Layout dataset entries
■ ■ ■
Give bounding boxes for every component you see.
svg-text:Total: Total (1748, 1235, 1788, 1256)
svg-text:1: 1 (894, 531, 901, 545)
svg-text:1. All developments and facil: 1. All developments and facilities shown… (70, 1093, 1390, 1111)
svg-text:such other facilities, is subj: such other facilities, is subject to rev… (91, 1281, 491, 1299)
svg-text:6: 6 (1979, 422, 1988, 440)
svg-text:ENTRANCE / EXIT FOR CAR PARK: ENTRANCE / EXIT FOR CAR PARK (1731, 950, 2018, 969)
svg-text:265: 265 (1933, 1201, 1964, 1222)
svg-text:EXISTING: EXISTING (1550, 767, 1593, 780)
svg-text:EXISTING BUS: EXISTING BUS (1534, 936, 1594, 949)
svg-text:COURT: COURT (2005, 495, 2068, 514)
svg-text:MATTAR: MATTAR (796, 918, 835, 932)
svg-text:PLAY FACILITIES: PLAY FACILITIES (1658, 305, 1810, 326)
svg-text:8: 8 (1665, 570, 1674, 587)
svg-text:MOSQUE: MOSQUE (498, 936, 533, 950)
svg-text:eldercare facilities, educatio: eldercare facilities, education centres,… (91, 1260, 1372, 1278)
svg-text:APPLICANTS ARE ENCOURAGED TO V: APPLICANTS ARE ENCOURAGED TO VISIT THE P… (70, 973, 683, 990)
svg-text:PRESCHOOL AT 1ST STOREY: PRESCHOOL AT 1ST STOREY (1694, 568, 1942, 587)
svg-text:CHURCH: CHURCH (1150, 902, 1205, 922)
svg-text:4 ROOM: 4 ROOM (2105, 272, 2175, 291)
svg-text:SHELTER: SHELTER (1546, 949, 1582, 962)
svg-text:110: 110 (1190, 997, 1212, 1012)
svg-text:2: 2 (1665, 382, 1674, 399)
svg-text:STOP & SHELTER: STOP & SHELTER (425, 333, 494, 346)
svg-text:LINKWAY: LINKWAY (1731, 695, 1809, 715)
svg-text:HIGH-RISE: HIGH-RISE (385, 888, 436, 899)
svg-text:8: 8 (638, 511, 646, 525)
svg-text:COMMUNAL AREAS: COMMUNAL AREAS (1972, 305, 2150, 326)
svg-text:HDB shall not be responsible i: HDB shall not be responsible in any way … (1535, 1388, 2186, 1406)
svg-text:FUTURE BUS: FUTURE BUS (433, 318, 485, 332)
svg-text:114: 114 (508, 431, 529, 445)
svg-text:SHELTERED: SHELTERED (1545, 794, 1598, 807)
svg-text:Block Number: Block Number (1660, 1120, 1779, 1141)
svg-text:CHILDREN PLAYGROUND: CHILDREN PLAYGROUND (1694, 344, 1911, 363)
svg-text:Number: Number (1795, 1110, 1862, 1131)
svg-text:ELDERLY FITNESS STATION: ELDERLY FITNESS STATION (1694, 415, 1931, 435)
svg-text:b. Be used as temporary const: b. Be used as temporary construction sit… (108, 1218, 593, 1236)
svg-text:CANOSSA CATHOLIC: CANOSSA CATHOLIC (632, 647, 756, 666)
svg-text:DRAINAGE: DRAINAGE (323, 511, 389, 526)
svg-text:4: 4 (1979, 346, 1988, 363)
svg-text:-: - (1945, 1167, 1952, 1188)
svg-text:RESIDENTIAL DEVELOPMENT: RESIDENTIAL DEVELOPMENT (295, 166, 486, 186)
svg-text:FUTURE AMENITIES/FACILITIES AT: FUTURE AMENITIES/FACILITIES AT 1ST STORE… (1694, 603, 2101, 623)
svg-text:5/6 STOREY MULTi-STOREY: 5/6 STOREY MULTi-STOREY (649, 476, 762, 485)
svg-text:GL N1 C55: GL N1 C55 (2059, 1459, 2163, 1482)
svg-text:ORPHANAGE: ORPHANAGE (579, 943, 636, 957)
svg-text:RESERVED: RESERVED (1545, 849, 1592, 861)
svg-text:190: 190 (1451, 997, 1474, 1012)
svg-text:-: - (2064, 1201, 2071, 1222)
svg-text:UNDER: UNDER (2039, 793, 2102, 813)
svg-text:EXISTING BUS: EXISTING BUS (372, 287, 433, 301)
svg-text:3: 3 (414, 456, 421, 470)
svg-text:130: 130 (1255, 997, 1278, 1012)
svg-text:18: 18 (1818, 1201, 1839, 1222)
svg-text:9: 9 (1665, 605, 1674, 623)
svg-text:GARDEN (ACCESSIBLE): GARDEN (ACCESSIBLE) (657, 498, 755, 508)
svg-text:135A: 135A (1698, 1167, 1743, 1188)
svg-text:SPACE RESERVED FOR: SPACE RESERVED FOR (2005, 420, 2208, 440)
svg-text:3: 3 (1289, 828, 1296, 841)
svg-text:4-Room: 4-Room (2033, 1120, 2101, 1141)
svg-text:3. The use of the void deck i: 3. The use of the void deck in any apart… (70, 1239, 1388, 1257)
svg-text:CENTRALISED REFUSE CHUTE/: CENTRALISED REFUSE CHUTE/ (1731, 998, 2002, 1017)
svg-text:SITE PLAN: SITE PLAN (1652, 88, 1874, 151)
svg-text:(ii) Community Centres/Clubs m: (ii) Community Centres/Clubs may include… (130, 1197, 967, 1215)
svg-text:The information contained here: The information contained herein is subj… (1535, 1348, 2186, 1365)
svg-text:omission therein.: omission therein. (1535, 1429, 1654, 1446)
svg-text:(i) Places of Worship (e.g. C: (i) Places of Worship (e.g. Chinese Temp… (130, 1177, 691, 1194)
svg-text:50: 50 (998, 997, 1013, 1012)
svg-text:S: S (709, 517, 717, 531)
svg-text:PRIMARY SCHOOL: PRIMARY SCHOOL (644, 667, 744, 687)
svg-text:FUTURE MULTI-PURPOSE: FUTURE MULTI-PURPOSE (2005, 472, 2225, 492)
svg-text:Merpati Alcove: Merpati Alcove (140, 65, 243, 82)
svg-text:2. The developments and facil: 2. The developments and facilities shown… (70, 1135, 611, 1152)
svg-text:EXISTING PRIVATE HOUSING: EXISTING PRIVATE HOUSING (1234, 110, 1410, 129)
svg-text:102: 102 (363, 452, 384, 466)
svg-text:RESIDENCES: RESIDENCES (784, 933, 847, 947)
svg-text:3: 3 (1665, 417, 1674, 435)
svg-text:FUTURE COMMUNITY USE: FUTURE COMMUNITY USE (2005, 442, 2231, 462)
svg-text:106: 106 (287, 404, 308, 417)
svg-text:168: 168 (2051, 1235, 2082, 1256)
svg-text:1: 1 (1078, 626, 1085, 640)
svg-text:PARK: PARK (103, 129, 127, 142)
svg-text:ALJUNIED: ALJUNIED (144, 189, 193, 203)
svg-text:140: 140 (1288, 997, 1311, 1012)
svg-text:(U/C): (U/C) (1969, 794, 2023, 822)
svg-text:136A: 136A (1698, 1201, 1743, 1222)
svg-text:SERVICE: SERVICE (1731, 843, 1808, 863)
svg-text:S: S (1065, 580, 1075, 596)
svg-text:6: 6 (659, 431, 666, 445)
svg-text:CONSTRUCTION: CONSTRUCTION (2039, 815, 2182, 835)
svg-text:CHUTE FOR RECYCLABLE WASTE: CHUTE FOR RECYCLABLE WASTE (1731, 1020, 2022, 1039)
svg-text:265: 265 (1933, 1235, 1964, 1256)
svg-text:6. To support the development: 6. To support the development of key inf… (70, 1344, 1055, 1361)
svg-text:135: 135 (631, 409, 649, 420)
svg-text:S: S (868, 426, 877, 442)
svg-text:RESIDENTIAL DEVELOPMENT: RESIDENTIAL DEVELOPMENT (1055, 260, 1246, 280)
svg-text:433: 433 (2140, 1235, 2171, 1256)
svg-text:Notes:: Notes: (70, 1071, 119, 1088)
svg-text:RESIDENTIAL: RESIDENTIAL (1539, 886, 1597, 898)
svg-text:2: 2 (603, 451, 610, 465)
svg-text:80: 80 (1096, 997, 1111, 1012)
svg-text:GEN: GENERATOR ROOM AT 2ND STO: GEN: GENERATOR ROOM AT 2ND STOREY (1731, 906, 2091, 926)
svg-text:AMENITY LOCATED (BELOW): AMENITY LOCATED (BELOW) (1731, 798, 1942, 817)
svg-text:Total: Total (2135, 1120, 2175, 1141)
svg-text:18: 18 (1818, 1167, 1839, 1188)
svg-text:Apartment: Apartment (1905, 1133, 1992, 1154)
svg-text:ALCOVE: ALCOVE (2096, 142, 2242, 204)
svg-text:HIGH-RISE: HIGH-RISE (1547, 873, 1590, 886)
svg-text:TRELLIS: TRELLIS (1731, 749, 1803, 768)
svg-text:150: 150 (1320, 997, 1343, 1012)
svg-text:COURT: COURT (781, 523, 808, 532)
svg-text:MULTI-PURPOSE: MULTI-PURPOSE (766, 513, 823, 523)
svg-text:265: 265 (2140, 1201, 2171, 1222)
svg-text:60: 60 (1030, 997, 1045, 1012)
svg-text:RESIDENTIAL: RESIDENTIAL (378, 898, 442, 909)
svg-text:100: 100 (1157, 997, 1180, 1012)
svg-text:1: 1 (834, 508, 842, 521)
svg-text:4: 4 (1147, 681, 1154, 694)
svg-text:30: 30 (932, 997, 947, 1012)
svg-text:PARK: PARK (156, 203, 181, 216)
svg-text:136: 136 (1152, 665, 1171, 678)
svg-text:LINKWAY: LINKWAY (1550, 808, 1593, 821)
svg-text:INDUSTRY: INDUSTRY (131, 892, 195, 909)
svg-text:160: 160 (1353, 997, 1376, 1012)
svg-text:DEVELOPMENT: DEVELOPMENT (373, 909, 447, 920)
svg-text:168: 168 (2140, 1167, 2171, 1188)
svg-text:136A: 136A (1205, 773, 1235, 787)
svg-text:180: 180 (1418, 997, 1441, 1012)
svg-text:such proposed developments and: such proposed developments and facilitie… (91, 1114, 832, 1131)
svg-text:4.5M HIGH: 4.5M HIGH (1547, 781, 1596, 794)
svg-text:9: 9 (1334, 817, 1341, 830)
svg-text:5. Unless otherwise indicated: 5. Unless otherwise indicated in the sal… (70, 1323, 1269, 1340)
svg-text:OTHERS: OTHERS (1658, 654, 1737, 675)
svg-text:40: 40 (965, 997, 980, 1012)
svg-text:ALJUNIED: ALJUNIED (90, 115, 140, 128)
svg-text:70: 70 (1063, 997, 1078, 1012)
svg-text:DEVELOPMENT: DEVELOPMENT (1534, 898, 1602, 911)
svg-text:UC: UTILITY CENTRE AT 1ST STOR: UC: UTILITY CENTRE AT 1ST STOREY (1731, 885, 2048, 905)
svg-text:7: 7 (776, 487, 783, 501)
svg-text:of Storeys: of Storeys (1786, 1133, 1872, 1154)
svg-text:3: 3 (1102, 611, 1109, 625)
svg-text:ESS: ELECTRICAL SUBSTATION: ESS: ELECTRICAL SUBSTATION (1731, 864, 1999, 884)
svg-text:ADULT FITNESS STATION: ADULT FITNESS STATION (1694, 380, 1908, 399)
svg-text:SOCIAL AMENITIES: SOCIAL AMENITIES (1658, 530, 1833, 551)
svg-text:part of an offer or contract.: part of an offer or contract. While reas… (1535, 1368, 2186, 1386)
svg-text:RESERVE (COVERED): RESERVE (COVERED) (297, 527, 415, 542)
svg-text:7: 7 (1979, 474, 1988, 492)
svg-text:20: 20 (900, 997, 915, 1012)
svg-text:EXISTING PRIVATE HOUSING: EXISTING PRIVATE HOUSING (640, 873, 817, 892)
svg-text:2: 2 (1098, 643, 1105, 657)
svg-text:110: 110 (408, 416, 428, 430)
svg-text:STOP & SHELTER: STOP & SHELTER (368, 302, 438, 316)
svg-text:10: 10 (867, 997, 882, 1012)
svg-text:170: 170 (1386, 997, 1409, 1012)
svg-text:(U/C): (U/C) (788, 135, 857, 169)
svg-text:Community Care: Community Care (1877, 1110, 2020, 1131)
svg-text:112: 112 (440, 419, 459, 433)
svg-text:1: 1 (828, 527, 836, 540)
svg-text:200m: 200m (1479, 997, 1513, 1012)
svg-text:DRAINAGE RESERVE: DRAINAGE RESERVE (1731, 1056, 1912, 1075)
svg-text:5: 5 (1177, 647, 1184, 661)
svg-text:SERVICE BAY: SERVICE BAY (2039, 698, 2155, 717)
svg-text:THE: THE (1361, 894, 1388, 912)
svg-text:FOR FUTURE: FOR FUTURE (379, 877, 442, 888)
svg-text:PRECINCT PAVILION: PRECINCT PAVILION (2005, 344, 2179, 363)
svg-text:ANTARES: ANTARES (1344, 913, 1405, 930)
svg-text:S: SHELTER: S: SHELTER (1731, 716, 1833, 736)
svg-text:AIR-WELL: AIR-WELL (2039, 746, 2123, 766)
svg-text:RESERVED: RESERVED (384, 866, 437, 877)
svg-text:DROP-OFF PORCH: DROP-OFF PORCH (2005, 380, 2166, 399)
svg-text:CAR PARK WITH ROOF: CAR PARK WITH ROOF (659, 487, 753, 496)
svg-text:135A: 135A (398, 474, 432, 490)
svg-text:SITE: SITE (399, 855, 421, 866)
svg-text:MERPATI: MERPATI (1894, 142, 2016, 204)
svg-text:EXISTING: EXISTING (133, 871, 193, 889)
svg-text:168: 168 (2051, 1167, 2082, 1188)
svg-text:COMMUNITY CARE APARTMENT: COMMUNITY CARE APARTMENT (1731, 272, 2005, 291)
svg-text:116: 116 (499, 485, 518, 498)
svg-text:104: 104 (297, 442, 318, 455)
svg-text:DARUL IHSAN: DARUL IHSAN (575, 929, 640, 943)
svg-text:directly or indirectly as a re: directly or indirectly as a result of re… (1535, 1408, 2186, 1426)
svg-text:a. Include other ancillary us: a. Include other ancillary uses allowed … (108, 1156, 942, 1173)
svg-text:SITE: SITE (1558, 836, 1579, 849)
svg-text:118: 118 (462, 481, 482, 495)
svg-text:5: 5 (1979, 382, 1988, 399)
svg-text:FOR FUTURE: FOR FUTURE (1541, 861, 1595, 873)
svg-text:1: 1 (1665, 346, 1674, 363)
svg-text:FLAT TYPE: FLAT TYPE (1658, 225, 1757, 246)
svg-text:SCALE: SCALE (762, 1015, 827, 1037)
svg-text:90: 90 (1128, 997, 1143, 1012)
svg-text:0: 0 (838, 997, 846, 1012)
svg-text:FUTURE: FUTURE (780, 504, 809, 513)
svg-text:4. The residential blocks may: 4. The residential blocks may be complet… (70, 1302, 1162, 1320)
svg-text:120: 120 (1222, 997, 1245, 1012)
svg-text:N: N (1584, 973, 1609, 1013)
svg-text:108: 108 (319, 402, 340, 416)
■ ■ ■
• _AIM_
Put the lines of the material into a numbered list, starting with its first line and going on through the line containing "svg-text:eldercare facilities, educatio: eldercare", and leave out any blank lines.

• _SOLUTION FOR THIS TASK_
1. Give bounding boxes for every component you see.
2. svg-text:Total: Total (1748, 1235, 1788, 1256)
3. svg-text:1: 1 (894, 531, 901, 545)
4. svg-text:1. All developments and facil: 1. All developments and facilities shown… (70, 1093, 1390, 1111)
5. svg-text:such other facilities, is subj: such other facilities, is subject to rev… (91, 1281, 491, 1299)
6. svg-text:6: 6 (1979, 422, 1988, 440)
7. svg-text:ENTRANCE / EXIT FOR CAR PARK: ENTRANCE / EXIT FOR CAR PARK (1731, 950, 2018, 969)
8. svg-text:265: 265 (1933, 1201, 1964, 1222)
9. svg-text:EXISTING: EXISTING (1550, 767, 1593, 780)
10. svg-text:EXISTING BUS: EXISTING BUS (1534, 936, 1594, 949)
11. svg-text:COURT: COURT (2005, 495, 2068, 514)
12. svg-text:MATTAR: MATTAR (796, 918, 835, 932)
13. svg-text:PLAY FACILITIES: PLAY FACILITIES (1658, 305, 1810, 326)
14. svg-text:8: 8 (1665, 570, 1674, 587)
15. svg-text:MOSQUE: MOSQUE (498, 936, 533, 950)
16. svg-text:eldercare facilities, educatio: eldercare facilities, education centres,… (91, 1260, 1372, 1278)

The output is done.